Task description: Report every line from the material that contains the word "uomo".

Information provided:
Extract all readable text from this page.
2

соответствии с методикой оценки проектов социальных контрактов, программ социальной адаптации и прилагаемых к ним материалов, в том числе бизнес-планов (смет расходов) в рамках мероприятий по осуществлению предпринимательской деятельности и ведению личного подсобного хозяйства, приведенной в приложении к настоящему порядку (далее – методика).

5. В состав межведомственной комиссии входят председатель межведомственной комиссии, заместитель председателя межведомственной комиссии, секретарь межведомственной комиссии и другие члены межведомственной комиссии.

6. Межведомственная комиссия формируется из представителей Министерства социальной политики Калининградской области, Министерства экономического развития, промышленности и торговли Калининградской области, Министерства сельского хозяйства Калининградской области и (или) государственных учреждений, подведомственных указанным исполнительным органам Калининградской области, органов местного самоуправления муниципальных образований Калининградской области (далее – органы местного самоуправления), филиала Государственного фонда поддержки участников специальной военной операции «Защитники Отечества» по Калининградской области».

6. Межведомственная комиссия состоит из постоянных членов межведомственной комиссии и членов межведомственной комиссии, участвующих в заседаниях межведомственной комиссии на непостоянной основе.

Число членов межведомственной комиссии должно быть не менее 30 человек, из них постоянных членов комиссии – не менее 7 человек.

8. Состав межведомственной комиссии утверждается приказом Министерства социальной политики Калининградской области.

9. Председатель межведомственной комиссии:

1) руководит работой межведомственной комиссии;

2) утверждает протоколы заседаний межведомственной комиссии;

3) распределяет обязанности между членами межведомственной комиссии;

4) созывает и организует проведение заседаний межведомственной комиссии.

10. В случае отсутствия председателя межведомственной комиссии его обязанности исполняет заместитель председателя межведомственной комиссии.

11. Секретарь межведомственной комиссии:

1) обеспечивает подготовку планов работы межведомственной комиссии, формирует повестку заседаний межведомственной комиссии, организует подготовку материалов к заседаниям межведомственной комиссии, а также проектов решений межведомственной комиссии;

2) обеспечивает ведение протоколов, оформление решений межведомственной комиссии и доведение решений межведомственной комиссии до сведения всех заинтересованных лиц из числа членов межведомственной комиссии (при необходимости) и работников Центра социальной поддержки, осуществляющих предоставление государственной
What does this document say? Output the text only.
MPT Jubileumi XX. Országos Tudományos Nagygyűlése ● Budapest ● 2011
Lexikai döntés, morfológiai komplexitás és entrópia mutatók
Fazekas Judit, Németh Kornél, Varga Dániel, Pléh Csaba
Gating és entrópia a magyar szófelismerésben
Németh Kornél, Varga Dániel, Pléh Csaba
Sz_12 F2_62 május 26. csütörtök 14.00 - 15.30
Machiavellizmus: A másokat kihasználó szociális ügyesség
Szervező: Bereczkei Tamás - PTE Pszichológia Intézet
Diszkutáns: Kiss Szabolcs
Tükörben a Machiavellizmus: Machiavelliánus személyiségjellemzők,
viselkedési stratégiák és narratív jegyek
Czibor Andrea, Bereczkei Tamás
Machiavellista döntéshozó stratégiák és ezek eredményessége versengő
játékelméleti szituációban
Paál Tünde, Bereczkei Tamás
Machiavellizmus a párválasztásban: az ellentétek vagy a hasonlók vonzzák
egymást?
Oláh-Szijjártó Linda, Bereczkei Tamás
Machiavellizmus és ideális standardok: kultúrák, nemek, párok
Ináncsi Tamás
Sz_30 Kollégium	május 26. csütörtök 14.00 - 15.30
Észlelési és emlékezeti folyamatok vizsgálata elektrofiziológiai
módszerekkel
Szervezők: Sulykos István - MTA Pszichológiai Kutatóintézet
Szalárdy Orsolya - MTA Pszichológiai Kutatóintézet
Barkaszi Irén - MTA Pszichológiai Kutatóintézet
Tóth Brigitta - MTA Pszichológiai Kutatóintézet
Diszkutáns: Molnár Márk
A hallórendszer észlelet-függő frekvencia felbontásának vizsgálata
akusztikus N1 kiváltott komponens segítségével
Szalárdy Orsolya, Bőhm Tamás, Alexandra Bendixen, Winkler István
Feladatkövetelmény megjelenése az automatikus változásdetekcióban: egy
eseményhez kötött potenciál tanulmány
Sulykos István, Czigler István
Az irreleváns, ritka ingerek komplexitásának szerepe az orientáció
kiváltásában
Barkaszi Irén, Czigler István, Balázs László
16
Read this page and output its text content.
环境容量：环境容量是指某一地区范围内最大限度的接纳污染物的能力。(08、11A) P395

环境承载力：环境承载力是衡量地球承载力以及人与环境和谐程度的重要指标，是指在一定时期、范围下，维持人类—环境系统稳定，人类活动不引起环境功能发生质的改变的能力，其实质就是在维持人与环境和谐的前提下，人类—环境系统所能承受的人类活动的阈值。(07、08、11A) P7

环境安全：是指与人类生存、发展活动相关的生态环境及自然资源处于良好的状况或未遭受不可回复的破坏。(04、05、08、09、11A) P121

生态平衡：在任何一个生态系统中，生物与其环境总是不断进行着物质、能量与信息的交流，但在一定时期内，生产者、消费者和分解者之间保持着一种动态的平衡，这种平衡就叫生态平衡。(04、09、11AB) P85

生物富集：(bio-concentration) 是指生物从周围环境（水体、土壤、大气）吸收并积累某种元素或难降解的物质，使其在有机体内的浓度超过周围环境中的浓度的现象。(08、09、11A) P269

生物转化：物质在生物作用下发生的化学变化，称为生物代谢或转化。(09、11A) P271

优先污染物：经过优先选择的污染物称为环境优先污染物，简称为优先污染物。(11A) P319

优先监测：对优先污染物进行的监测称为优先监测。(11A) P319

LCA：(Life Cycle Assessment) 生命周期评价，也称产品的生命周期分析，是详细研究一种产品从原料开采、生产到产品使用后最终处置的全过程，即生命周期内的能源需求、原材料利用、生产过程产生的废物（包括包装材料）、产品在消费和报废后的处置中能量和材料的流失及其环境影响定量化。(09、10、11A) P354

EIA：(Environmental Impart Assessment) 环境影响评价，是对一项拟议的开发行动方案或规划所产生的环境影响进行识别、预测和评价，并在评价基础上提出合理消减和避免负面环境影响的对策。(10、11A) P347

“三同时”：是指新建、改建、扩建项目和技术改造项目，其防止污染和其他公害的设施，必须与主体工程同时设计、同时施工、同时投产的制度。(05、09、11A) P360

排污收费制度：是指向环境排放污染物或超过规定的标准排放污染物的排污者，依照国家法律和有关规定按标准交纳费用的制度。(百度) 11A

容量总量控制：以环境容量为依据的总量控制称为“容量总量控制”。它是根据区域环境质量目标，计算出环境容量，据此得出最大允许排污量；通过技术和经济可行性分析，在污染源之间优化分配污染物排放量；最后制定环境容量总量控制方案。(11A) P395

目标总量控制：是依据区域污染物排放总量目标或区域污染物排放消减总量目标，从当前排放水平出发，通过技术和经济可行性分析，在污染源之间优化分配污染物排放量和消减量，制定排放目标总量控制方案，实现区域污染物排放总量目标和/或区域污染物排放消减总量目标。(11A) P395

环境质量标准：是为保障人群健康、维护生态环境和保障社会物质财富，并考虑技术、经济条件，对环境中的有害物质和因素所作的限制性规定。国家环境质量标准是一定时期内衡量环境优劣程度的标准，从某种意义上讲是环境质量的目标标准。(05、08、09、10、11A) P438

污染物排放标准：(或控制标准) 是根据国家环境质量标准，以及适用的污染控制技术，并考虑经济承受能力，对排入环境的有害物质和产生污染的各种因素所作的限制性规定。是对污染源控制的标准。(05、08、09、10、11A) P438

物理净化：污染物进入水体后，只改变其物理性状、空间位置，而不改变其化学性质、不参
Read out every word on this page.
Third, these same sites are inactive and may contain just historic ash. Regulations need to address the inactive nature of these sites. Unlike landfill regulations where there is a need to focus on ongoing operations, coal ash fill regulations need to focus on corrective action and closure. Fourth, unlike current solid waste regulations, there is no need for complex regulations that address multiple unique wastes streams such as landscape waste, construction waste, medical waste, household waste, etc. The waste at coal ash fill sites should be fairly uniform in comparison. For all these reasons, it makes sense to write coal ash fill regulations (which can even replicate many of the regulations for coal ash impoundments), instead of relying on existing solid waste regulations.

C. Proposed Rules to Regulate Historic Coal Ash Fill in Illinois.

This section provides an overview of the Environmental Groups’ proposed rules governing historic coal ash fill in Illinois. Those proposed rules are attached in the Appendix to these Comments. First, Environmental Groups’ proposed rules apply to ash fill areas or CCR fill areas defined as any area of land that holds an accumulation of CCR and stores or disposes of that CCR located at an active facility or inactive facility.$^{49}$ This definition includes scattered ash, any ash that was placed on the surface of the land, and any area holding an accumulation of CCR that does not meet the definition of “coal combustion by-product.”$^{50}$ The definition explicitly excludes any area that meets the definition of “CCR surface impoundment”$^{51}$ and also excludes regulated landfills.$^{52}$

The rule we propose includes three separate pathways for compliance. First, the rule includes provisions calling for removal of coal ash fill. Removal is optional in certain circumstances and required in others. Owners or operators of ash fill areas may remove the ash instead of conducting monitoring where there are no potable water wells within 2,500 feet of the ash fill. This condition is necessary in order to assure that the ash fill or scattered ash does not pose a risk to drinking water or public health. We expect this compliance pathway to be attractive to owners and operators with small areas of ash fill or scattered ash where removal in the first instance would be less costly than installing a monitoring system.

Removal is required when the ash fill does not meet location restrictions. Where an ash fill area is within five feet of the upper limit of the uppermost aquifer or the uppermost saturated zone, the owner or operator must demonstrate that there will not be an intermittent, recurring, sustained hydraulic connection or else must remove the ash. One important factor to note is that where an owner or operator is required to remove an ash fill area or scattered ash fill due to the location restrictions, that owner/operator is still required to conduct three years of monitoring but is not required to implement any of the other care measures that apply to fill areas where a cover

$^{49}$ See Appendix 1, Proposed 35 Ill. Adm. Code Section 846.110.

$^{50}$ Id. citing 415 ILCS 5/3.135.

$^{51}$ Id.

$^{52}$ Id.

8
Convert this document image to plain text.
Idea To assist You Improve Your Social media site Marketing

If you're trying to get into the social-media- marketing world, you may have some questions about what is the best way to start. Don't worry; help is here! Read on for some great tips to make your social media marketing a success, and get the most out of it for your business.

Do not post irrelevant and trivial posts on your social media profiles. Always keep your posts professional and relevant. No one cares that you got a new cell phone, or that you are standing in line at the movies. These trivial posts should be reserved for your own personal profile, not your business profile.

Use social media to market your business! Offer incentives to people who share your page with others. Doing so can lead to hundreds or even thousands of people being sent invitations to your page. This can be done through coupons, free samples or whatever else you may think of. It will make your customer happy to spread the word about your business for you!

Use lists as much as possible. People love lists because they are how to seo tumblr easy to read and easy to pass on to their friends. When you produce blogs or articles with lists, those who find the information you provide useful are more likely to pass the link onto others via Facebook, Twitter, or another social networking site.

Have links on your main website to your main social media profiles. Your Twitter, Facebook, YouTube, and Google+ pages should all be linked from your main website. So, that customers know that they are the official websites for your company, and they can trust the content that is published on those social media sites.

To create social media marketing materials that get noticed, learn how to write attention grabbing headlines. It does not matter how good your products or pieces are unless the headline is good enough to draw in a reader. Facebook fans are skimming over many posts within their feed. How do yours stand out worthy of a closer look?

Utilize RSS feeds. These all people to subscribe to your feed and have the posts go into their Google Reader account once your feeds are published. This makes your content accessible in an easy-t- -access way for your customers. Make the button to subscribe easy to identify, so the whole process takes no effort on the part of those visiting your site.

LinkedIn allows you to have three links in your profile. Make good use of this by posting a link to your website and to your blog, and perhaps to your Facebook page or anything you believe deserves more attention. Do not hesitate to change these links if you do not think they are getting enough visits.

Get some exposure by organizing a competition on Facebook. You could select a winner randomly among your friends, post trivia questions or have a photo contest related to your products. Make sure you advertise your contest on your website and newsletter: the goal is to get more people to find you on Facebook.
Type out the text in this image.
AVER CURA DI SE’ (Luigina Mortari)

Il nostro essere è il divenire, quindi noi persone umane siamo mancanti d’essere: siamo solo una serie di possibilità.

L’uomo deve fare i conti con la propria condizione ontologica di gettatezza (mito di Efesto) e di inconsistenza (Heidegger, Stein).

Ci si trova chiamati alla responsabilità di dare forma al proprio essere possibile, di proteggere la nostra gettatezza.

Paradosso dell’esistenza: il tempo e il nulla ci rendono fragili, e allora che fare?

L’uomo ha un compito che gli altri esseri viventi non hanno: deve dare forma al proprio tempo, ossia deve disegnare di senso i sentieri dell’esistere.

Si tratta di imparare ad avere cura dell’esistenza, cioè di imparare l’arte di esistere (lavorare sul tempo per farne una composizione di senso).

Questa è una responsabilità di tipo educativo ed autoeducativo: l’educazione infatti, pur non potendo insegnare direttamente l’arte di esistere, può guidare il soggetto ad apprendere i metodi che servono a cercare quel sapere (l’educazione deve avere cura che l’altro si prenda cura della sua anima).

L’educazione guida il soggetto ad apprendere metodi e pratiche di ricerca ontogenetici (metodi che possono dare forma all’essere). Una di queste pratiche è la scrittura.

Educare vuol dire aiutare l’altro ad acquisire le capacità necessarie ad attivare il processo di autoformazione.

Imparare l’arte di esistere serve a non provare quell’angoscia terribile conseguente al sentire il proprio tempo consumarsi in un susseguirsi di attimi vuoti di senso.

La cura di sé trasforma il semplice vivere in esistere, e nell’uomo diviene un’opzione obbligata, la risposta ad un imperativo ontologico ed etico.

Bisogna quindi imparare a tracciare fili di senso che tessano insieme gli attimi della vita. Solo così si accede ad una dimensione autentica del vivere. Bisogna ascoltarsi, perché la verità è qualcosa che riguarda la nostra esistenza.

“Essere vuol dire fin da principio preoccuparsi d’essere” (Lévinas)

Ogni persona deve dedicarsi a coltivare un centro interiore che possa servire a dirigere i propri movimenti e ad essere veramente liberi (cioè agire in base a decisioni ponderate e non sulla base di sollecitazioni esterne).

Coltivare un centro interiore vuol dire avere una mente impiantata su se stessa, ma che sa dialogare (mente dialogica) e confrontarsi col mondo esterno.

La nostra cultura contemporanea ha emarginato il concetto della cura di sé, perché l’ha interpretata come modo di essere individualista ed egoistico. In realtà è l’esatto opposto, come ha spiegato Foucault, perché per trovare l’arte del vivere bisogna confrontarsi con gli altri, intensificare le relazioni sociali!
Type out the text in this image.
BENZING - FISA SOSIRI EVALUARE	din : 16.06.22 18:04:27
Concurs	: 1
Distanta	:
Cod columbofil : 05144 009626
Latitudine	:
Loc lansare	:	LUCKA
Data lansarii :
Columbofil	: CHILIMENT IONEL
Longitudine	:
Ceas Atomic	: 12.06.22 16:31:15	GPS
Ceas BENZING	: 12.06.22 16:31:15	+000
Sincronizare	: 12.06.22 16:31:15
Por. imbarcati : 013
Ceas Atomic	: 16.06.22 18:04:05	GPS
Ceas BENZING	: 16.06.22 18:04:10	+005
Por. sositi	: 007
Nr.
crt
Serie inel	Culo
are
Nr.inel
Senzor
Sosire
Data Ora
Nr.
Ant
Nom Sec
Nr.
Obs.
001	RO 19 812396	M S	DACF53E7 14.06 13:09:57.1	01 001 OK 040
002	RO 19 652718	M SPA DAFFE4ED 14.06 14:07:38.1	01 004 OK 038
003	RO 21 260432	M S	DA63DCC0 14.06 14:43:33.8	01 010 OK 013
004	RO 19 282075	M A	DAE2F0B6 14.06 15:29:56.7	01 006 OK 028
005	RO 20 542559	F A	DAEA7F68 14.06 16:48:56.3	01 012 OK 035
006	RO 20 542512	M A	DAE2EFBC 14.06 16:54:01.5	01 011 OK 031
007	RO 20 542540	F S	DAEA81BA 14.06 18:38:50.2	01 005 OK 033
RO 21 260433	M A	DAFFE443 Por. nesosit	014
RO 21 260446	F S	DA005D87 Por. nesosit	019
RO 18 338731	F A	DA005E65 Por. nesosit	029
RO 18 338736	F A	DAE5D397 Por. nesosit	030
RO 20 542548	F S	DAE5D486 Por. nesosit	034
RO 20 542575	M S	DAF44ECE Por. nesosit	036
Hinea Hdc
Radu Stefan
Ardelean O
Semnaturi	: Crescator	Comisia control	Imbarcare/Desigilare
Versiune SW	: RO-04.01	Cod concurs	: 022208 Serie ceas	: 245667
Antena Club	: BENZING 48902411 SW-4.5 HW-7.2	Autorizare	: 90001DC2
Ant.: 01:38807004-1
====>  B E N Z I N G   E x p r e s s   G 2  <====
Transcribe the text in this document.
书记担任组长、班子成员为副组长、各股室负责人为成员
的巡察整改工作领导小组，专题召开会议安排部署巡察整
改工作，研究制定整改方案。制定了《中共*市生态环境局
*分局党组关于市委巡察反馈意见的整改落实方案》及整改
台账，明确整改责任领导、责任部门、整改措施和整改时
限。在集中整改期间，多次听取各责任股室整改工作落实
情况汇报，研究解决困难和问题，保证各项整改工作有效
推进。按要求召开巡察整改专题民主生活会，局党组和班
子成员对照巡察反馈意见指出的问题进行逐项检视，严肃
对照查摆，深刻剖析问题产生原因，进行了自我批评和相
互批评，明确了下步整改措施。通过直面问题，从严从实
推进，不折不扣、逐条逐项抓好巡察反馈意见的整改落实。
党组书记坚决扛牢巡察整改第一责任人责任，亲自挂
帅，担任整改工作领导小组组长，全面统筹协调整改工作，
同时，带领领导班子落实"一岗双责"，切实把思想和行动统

Solved exercise:
L’uomo deve fare i conti con la propria condizione ontologica di gettatezza (mito di Efesto) e di inconsistenza (Heidegger, Stein).
L’uomo ha un compito che gli altri esseri viventi non hanno: deve dare forma al proprio tempo, ossia deve disegnare di senso i sentieri dell’esistere.
La cura di sé trasforma il semplice vivere in esistere, e nell’uomo diviene un’opzione obbligata, la risposta ad un imperativo ontologico ed etico.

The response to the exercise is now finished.